[Dataset excerpt]
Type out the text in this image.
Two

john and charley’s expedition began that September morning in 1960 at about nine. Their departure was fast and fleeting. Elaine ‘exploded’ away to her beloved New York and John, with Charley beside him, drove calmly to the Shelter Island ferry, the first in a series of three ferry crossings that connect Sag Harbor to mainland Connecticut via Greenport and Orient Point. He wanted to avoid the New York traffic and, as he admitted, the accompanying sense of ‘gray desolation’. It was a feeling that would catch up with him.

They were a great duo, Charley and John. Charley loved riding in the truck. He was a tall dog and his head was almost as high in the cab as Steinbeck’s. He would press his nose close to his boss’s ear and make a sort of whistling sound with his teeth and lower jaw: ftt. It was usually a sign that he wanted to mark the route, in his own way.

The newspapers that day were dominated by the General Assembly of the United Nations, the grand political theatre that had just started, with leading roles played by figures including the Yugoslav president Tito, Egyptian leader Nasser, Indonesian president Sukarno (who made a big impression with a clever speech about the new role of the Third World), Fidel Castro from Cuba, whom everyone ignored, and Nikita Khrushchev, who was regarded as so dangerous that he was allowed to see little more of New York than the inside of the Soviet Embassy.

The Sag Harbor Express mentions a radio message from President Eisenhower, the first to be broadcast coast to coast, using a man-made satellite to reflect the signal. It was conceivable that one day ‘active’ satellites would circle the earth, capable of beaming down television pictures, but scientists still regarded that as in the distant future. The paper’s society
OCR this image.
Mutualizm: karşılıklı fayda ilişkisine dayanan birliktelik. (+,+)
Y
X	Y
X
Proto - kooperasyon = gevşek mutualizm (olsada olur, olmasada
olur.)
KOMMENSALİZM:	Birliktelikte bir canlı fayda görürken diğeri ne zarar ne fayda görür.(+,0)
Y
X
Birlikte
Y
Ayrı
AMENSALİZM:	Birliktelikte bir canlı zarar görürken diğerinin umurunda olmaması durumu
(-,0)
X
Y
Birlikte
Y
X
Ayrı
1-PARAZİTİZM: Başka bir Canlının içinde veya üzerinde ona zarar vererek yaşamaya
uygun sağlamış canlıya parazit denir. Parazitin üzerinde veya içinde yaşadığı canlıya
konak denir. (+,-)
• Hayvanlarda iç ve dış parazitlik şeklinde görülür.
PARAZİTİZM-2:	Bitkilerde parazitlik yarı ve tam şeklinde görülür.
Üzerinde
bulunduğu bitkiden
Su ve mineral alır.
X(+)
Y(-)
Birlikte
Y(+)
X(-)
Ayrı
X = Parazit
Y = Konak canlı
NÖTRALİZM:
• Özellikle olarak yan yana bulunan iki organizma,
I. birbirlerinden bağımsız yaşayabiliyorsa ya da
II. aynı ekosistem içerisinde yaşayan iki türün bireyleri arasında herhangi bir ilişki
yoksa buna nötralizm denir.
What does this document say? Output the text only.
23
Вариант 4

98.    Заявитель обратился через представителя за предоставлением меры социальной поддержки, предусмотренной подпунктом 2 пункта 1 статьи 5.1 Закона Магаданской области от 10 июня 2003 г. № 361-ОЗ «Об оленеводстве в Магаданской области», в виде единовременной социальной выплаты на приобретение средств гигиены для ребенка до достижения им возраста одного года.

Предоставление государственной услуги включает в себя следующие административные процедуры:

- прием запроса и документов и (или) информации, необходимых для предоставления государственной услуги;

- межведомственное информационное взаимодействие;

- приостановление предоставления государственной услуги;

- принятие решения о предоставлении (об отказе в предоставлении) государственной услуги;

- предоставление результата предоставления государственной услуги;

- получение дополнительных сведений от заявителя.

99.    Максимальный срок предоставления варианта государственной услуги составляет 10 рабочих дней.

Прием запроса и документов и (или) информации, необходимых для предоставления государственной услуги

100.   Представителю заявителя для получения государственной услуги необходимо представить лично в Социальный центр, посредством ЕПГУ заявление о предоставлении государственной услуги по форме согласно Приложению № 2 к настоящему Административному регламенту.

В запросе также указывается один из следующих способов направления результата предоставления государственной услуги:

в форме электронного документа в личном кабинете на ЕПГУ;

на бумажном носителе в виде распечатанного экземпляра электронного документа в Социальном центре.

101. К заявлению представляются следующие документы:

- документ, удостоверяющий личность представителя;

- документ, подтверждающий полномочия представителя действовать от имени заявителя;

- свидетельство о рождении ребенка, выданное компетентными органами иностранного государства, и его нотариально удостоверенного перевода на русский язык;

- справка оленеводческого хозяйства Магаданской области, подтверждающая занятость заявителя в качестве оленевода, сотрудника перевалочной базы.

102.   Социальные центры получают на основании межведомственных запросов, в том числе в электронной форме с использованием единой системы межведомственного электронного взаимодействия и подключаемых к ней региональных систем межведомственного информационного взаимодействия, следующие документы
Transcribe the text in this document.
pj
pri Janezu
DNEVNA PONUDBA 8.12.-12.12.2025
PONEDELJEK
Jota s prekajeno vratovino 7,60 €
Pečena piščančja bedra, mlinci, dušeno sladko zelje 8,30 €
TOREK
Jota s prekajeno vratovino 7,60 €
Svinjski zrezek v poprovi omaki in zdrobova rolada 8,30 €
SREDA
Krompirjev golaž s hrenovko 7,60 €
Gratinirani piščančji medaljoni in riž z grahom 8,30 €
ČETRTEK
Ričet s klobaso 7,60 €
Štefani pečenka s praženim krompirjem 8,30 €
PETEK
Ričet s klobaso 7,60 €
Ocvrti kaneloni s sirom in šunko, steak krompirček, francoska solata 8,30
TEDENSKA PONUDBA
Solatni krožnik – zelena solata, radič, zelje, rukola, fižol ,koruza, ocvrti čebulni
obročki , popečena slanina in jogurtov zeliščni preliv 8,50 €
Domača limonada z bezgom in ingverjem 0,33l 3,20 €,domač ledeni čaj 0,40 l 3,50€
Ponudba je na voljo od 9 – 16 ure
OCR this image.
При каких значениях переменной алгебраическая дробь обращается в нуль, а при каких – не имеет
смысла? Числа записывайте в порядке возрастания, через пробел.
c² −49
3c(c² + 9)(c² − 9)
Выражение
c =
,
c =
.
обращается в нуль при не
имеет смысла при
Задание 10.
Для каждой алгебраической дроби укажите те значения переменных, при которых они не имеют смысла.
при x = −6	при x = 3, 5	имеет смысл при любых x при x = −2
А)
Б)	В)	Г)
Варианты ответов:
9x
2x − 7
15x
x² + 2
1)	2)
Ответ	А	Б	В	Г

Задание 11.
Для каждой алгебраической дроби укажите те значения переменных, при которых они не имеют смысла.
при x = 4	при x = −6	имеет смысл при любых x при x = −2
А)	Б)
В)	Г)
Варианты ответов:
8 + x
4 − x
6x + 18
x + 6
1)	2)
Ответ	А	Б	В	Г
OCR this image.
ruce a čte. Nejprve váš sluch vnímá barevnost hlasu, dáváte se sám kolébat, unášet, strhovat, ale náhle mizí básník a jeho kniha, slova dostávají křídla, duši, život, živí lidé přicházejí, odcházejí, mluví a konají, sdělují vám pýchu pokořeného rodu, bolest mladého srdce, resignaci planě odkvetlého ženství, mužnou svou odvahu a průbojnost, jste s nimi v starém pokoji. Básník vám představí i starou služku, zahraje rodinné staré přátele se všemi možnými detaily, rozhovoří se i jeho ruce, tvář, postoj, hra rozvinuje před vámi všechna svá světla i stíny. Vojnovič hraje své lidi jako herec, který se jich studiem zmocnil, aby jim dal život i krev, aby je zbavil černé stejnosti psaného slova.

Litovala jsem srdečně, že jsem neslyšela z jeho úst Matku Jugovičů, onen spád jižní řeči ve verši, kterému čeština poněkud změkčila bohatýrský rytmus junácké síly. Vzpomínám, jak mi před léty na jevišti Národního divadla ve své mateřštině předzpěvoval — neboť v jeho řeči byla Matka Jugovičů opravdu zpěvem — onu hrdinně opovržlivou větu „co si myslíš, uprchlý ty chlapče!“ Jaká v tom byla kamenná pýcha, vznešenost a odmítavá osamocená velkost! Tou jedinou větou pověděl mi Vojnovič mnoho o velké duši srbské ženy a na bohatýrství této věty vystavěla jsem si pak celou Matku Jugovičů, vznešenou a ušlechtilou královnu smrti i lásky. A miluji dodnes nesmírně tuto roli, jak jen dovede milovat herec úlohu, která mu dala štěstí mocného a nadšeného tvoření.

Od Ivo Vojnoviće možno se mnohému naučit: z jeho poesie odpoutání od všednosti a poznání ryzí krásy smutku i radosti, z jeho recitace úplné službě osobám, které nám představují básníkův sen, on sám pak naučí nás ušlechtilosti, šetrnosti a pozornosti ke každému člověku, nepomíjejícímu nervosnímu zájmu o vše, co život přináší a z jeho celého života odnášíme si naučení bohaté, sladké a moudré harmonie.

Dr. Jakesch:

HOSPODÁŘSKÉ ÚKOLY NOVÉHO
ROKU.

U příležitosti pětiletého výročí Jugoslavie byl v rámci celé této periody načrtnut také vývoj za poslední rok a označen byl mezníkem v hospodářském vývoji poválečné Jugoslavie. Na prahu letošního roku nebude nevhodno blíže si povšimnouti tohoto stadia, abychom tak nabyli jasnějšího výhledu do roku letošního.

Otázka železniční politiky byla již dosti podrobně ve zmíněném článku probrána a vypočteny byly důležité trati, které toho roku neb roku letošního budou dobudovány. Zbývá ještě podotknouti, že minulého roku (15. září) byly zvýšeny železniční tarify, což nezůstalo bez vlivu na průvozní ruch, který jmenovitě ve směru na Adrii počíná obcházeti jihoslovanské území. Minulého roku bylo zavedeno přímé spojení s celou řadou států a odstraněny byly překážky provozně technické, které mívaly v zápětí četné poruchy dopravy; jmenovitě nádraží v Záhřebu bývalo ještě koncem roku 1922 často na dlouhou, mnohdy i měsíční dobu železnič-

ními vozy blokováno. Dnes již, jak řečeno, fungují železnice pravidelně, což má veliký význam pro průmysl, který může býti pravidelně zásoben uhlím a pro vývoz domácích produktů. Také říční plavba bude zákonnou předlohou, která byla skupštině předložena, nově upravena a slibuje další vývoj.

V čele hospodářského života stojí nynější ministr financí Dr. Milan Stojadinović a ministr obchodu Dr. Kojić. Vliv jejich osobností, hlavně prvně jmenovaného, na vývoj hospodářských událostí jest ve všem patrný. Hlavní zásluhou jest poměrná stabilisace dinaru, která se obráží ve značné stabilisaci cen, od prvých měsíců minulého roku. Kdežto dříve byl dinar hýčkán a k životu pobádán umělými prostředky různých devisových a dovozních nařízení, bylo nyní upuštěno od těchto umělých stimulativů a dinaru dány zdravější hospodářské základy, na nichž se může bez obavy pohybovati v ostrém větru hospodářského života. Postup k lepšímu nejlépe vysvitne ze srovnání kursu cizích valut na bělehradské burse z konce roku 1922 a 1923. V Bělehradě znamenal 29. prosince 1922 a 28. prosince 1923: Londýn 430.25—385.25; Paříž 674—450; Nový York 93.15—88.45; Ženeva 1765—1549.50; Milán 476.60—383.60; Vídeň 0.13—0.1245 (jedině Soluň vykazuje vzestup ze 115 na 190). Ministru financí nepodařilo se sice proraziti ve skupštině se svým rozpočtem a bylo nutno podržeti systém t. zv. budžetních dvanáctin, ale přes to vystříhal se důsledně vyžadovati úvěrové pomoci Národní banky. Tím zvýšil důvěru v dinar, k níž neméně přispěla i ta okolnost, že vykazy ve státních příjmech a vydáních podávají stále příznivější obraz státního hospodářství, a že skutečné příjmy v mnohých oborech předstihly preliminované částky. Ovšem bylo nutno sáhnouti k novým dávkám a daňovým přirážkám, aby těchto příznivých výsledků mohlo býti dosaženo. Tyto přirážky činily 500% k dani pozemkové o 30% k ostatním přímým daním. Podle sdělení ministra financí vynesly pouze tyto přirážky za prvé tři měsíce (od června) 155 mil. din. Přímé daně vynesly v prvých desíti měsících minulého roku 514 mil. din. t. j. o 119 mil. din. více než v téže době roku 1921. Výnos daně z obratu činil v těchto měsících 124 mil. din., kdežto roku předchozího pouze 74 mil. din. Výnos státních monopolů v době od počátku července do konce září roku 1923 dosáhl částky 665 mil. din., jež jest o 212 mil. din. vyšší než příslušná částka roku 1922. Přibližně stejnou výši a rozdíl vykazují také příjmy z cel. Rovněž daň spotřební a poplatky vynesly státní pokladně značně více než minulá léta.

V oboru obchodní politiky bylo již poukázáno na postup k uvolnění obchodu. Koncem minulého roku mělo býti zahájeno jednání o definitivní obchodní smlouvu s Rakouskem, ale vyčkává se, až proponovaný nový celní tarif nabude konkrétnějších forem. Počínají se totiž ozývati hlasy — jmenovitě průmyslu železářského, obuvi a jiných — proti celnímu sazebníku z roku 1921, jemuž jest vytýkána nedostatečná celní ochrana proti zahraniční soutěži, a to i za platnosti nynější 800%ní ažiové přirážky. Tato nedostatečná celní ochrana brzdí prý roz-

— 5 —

• Task goal
Make a list of all lines in the data that contain "görülür".

• Solved problem
• Hayvanlarda iç ve dış parazitlik şeklinde görülür.
PARAZİTİZM-2:	Bitkilerde parazitlik yarı ve tam şeklinde görülür.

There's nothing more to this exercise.